**What the exercise asks**: Search the material for "Sofa" and show all lines that contain it.

**Given records**:
>>>>>
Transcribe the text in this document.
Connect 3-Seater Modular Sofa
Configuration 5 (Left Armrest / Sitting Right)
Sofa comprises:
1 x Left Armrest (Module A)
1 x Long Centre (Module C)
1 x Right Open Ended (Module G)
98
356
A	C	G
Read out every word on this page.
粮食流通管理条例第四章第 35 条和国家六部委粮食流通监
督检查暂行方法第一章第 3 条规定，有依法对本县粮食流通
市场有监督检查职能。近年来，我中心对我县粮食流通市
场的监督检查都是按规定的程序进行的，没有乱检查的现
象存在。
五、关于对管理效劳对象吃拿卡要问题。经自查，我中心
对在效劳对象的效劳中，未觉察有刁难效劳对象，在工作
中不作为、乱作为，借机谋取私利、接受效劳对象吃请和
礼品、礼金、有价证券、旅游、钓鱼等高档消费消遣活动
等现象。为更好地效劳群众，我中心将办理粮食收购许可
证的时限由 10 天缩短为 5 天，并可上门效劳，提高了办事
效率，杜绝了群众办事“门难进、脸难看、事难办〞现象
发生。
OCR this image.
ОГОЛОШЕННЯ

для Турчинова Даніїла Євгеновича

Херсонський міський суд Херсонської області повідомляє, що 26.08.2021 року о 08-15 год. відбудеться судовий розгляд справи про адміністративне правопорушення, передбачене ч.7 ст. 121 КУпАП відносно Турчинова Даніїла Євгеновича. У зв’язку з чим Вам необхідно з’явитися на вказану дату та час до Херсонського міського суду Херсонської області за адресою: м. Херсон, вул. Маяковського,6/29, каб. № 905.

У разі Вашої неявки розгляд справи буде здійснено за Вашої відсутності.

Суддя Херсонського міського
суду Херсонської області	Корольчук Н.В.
<<<<<
**Solution to this problem**:
Connect 3-Seater Modular Sofa
Sofa comprises:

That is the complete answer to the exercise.